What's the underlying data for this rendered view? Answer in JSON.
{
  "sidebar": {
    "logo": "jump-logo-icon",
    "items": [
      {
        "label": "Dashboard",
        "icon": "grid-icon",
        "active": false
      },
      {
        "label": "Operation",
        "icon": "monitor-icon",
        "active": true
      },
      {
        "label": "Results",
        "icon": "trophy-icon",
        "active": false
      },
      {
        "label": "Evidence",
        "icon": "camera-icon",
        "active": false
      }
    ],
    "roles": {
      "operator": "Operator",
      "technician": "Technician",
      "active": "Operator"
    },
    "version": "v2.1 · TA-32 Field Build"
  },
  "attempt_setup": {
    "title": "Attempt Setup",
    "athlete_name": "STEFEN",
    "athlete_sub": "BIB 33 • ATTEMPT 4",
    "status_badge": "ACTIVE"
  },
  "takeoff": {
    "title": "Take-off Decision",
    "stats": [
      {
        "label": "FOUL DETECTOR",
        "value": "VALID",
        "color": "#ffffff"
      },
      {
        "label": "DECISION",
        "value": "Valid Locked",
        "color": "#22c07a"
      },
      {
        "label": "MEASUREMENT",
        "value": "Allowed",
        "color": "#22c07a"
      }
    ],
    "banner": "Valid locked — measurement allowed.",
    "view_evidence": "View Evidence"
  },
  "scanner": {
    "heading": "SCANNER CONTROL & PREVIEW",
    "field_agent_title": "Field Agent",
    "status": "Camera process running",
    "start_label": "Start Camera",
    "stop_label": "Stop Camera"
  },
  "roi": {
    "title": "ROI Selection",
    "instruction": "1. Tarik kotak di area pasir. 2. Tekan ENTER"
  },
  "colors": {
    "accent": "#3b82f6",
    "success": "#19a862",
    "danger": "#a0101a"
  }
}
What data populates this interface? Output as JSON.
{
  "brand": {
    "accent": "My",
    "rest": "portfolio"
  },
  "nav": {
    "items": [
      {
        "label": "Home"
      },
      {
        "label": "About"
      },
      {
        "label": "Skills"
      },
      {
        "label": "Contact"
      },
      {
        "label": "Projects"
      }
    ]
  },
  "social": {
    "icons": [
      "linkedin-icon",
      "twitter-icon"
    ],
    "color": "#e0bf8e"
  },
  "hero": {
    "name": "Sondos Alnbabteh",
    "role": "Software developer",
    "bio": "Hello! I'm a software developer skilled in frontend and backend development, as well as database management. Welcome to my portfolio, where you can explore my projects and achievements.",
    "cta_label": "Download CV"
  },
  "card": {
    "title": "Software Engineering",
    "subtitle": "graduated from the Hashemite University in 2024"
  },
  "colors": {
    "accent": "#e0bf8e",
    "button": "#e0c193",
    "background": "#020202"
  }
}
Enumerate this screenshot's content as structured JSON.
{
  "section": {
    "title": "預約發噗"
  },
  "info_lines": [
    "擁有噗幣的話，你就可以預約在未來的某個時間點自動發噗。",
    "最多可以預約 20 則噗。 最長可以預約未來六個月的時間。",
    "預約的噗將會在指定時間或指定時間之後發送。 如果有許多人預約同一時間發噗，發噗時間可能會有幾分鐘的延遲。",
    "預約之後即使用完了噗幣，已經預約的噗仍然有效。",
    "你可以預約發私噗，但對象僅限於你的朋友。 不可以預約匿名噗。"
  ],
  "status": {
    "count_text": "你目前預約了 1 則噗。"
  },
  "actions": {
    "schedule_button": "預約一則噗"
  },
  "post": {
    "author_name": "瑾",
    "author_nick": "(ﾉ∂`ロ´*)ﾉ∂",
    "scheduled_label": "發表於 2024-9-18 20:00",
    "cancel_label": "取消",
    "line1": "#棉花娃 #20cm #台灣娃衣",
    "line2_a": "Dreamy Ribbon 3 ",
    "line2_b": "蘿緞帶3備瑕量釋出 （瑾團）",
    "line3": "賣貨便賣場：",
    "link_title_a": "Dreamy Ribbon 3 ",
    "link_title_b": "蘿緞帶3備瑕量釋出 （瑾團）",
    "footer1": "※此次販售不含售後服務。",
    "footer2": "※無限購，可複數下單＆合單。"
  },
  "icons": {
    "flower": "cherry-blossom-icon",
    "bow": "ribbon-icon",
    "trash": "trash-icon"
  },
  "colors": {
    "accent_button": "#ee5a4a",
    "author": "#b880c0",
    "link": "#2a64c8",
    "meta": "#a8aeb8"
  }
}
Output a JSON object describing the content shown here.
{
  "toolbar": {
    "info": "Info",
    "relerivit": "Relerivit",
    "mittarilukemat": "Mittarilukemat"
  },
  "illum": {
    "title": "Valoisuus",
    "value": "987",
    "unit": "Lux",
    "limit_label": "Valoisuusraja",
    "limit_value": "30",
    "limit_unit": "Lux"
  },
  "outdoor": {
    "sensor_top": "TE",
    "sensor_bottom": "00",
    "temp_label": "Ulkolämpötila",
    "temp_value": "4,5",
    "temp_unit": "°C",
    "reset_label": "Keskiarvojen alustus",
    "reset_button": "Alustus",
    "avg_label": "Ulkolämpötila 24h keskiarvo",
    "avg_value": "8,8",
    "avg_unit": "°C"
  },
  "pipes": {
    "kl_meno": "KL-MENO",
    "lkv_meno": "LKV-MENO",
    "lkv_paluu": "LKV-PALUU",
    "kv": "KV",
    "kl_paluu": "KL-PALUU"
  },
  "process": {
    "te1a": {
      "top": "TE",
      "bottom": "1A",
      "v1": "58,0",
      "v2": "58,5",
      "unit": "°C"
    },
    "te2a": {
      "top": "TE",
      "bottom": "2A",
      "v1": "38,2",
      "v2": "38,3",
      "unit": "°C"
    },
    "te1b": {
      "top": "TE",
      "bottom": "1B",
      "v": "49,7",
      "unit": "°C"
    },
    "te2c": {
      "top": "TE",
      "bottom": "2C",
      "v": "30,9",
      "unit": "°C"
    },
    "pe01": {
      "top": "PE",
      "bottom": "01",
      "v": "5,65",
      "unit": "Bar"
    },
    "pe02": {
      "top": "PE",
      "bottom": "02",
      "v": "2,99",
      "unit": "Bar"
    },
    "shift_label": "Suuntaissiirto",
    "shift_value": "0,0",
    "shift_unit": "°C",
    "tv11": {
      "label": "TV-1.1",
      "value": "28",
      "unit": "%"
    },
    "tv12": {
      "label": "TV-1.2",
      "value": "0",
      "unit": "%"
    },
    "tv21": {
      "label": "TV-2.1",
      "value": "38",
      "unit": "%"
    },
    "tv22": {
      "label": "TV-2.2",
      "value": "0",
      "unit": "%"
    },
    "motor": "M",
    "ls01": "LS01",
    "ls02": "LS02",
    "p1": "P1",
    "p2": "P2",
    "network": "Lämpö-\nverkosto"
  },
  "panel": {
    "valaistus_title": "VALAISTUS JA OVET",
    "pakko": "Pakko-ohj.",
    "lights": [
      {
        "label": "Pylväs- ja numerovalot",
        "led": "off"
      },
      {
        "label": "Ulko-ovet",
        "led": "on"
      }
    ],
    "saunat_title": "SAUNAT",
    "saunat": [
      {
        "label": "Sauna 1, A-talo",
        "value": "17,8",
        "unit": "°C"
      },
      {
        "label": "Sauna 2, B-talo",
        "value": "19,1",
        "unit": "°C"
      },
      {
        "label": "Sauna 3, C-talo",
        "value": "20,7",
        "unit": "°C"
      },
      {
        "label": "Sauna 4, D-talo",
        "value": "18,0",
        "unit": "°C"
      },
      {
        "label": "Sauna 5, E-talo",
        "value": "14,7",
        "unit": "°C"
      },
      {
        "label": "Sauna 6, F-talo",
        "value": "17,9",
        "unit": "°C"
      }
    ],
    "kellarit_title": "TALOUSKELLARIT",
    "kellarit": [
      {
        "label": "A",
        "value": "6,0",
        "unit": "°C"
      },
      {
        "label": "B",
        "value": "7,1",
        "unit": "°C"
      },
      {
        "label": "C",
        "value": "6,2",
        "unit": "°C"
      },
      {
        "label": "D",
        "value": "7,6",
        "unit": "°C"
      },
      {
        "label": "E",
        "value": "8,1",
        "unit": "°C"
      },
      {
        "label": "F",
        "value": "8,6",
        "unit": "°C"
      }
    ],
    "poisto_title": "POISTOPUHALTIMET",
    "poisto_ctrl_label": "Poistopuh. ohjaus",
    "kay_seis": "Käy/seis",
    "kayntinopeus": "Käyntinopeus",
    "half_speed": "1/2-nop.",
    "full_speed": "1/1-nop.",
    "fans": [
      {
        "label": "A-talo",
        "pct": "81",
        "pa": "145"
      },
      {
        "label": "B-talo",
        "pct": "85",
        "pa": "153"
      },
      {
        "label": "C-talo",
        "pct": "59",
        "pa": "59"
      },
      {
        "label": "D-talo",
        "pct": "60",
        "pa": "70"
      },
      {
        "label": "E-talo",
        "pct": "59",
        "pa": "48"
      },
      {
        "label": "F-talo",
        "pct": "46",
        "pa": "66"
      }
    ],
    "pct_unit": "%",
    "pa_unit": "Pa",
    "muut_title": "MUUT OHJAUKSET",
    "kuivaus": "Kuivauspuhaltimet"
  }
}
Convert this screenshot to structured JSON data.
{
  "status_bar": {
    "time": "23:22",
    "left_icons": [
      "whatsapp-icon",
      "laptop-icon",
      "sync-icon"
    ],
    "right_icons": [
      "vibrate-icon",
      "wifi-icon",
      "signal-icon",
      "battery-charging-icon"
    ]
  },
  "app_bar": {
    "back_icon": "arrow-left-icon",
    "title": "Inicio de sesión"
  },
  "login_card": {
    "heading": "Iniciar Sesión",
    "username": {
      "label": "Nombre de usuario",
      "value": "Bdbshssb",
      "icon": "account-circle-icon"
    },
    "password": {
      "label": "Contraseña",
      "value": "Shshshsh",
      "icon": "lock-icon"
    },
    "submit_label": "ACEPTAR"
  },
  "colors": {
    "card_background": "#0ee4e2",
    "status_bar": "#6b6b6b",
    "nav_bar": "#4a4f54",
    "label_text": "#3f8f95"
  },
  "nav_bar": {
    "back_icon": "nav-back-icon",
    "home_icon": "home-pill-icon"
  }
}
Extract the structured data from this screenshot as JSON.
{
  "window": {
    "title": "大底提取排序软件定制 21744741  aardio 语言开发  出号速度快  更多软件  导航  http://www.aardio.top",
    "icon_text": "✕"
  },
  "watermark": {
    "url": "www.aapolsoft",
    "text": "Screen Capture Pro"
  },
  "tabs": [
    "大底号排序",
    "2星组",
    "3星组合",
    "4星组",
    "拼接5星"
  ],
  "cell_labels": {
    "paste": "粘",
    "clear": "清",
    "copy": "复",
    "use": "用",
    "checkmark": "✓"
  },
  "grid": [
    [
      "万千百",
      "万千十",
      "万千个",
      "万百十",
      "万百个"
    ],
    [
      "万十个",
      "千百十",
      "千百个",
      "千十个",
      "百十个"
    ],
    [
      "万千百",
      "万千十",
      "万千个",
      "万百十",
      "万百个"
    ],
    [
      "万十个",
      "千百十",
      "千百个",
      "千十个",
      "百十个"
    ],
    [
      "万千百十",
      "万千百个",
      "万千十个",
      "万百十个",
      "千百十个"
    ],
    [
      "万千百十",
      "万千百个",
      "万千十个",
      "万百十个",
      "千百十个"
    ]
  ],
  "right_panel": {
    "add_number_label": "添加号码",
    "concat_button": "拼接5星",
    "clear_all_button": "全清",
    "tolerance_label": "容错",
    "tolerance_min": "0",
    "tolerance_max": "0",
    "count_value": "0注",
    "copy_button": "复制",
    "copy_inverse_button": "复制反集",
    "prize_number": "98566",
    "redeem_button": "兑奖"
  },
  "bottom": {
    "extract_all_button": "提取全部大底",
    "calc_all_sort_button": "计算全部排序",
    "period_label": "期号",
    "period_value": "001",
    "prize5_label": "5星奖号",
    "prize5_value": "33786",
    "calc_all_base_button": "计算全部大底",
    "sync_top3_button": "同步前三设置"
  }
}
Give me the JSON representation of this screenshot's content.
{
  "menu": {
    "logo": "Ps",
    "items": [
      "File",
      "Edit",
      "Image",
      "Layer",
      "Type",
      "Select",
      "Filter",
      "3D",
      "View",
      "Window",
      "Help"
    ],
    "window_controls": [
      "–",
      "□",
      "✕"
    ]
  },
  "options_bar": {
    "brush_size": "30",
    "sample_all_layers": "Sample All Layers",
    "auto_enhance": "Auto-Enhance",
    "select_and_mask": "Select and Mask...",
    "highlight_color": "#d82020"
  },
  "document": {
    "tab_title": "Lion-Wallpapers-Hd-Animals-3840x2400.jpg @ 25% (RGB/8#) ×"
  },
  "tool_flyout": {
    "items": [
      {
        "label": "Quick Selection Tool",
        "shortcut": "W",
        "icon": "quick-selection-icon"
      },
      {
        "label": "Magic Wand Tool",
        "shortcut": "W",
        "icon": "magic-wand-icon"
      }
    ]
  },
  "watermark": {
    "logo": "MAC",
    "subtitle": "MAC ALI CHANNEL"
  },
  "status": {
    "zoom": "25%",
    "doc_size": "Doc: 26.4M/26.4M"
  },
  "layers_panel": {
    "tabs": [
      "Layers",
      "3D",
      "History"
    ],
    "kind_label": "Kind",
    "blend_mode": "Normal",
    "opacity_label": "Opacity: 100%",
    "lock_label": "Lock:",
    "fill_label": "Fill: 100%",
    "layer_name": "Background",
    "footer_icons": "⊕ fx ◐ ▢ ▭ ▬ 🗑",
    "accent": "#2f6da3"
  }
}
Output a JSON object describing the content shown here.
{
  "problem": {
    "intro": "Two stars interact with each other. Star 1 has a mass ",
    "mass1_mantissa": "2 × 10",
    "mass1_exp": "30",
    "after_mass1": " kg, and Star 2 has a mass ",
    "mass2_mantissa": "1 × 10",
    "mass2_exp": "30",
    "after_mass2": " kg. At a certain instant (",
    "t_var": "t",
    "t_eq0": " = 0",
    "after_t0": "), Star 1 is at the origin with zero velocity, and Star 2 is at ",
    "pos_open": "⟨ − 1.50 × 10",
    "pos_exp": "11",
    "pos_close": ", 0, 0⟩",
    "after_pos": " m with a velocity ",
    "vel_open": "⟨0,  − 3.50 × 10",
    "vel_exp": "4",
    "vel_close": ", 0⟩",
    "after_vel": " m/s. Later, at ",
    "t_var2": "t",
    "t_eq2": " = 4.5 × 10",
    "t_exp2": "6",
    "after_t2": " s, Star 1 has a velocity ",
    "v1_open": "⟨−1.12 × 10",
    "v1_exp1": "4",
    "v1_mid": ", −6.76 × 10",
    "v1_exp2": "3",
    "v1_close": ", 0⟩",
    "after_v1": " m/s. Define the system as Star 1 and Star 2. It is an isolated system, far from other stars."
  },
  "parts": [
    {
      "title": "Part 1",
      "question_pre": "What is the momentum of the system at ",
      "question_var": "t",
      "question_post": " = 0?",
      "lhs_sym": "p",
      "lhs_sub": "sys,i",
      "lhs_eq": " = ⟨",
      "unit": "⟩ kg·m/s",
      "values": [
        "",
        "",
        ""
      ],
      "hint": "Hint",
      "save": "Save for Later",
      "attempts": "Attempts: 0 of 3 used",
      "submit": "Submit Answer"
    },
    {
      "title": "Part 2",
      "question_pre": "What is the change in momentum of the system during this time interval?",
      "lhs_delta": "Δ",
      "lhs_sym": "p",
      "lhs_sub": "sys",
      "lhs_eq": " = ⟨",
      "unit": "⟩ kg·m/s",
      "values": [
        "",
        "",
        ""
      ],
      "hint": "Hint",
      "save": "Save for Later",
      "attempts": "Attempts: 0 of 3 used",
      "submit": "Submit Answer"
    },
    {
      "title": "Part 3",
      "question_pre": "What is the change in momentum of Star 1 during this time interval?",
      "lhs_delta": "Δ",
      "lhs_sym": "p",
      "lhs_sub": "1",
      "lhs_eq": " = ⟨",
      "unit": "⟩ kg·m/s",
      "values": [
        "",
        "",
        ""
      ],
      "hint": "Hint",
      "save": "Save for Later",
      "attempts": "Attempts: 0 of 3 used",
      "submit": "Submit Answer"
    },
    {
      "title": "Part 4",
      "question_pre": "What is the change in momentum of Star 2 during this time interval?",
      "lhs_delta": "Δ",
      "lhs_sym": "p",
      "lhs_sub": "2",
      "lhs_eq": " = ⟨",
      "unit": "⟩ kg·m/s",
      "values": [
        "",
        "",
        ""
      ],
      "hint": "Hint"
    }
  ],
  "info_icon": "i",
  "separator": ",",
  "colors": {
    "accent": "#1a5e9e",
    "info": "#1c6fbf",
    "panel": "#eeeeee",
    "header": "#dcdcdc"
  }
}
•••••
**WHAT TO WORK ON**. From the data above, copy out every line with the string "subtitle" in it.

**EXERCISE RESULT**.
    "subtitle": "graduated from the Hashemite University in 2024"
    "subtitle": "MAC ALI CHANNEL"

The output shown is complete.